** Problem description **
Every picture should be left out, but the lines below must be repeated exactly.

** Available records **

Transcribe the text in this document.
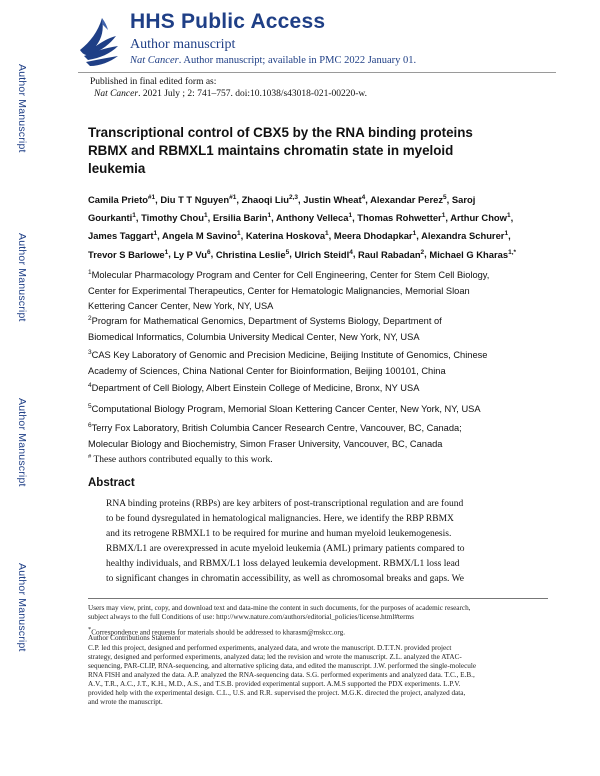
Author Manuscript
Author Manuscript
Author Manuscript
Author Manuscript
HHS Public Access
Author manuscript
Nat Cancer. Author manuscript; available in PMC 2022 January 01.
Published in final edited form as:
Nat Cancer. 2021 July ; 2: 741–757. doi:10.1038/s43018-021-00220-w.
Transcriptional control of CBX5 by the RNA binding proteins
RBMX and RBMXL1 maintains chromatin state in myeloid
leukemia
Camila Prieto$^{\#1}$, Diu T T Nguyen$^{\#1}$, Zhaoqi Liu$^{2,3}$, Justin Wheat$^4$, Alexandar Perez$^5$, Saroj Gourkanti$^1$, Timothy Chou$^1$, Ersilia Barin$^1$, Anthony Velleca$^1$, Thomas Rohwetter$^1$, Arthur Chow$^1$, James Taggart$^1$, Angela M Savino$^1$, Katerina Hoskova$^1$, Meera Dhodapkar$^1$, Alexandra Schurer$^1$, Trevor S Barlowe$^1$, Ly P Vu$^6$, Christina Leslie$^5$, Ulrich Steidl$^4$, Raul Rabadan$^2$, Michael G Kharas$^{1,*}$
$^1$Molecular Pharmacology Program and Center for Cell Engineering, Center for Stem Cell Biology,
Center for Experimental Therapeutics, Center for Hematologic Malignancies, Memorial Sloan
Kettering Cancer Center, New York, NY, USA
$^2$Program for Mathematical Genomics, Department of Systems Biology, Department of
Biomedical Informatics, Columbia University Medical Center, New York, NY, USA
$^3$CAS Key Laboratory of Genomic and Precision Medicine, Beijing Institute of Genomics, Chinese
Academy of Sciences, China National Center for Bioinformation, Beijing 100101, China
$^4$Department of Cell Biology, Albert Einstein College of Medicine, Bronx, NY USA
$^5$Computational Biology Program, Memorial Sloan Kettering Cancer Center, New York, NY, USA
$^6$Terry Fox Laboratory, British Columbia Cancer Research Centre, Vancouver, BC, Canada;
Molecular Biology and Biochemistry, Simon Fraser University, Vancouver, BC, Canada
# These authors contributed equally to this work.
Abstract
RNA binding proteins (RBPs) are key arbiters of post-transcriptional regulation and are found
to be found dysregulated in hematological malignancies. Here, we identify the RBP RBMX
and its retrogene RBMXL1 to be required for murine and human myeloid leukemogenesis.
RBMX/L1 are overexpressed in acute myeloid leukemia (AML) primary patients compared to
healthy individuals, and RBMX/L1 loss delayed leukemia development. RBMX/L1 loss lead
to significant changes in chromatin accessibility, as well as chromosomal breaks and gaps. We
Users may view, print, copy, and download text and data-mine the content in such documents, for the purposes of academic research,
subject always to the full Conditions of use: http://www.nature.com/authors/editorial_policies/license.html#terms
*Correspondence and requests for materials should be addressed to kharasm@mskcc.org.
Author Contributions Statement
C.P. led this project, designed and performed experiments, analyzed data, and wrote the manuscript. D.T.T.N. provided project
strategy, designed and performed experiments, analyzed data; led the revision and wrote the manuscript. Z.L. analyzed the ATAC-
sequencing, PAR-CLIP, RNA-sequencing, and alternative splicing data, and edited the manuscript. J.W. performed the single-molecule
RNA FISH and analyzed the data. A.P. analyzed the RNA-sequencing data. S.G. performed experiments and analyzed data. T.C., E.B.,
A.V., T.R., A.C., J.T., K.H., M.D., A.S., and T.S.B. provided experimental support. A.M.S supported the PDX experiments. L.P.V.
provided help with the experimental design. C.L., U.S. and R.R. supervised the project. M.G.K. directed the project, analyzed data,
and wrote the manuscript.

** Output for this task **
Transcribe the text in this document.
Author Manuscript
Author Manuscript
Author Manuscript
Author Manuscript
HHS Public Access
Author manuscript
Nat Cancer. Author manuscript; available in PMC 2022 January 01.
Published in final edited form as:
Nat Cancer. 2021 July ; 2: 741–757. doi:10.1038/s43018-021-00220-w.
Transcriptional control of CBX5 by the RNA binding proteins
RBMX and RBMXL1 maintains chromatin state in myeloid
leukemia
Camila Prieto$^{\#1}$, Diu T T Nguyen$^{\#1}$, Zhaoqi Liu$^{2,3}$, Justin Wheat$^4$, Alexandar Perez$^5$, Saroj Gourkanti$^1$, Timothy Chou$^1$, Ersilia Barin$^1$, Anthony Velleca$^1$, Thomas Rohwetter$^1$, Arthur Chow$^1$, James Taggart$^1$, Angela M Savino$^1$, Katerina Hoskova$^1$, Meera Dhodapkar$^1$, Alexandra Schurer$^1$, Trevor S Barlowe$^1$, Ly P Vu$^6$, Christina Leslie$^5$, Ulrich Steidl$^4$, Raul Rabadan$^2$, Michael G Kharas$^{1,*}$
$^1$Molecular Pharmacology Program and Center for Cell Engineering, Center for Stem Cell Biology,
Center for Experimental Therapeutics, Center for Hematologic Malignancies, Memorial Sloan
Kettering Cancer Center, New York, NY, USA
$^2$Program for Mathematical Genomics, Department of Systems Biology, Department of
Biomedical Informatics, Columbia University Medical Center, New York, NY, USA
$^3$CAS Key Laboratory of Genomic and Precision Medicine, Beijing Institute of Genomics, Chinese
Academy of Sciences, China National Center for Bioinformation, Beijing 100101, China
$^4$Department of Cell Biology, Albert Einstein College of Medicine, Bronx, NY USA
$^5$Computational Biology Program, Memorial Sloan Kettering Cancer Center, New York, NY, USA
$^6$Terry Fox Laboratory, British Columbia Cancer Research Centre, Vancouver, BC, Canada;
Molecular Biology and Biochemistry, Simon Fraser University, Vancouver, BC, Canada
# These authors contributed equally to this work.
Abstract
RNA binding proteins (RBPs) are key arbiters of post-transcriptional regulation and are found
to be found dysregulated in hematological malignancies. Here, we identify the RBP RBMX
and its retrogene RBMXL1 to be required for murine and human myeloid leukemogenesis.
RBMX/L1 are overexpressed in acute myeloid leukemia (AML) primary patients compared to
healthy individuals, and RBMX/L1 loss delayed leukemia development. RBMX/L1 loss lead
to significant changes in chromatin accessibility, as well as chromosomal breaks and gaps. We
Users may view, print, copy, and download text and data-mine the content in such documents, for the purposes of academic research,
subject always to the full Conditions of use: http://www.nature.com/authors/editorial_policies/license.html#terms
*Correspondence and requests for materials should be addressed to kharasm@mskcc.org.
Author Contributions Statement
C.P. led this project, designed and performed experiments, analyzed data, and wrote the manuscript. D.T.T.N. provided project
strategy, designed and performed experiments, analyzed data; led the revision and wrote the manuscript. Z.L. analyzed the ATAC-
sequencing, PAR-CLIP, RNA-sequencing, and alternative splicing data, and edited the manuscript. J.W. performed the single-molecule
RNA FISH and analyzed the data. A.P. analyzed the RNA-sequencing data. S.G. performed experiments and analyzed data. T.C., E.B.,
A.V., T.R., A.C., J.T., K.H., M.D., A.S., and T.S.B. provided experimental support. A.M.S supported the PDX experiments. L.P.V.
provided help with the experimental design. C.L., U.S. and R.R. supervised the project. M.G.K. directed the project, analyzed data,
and wrote the manuscript.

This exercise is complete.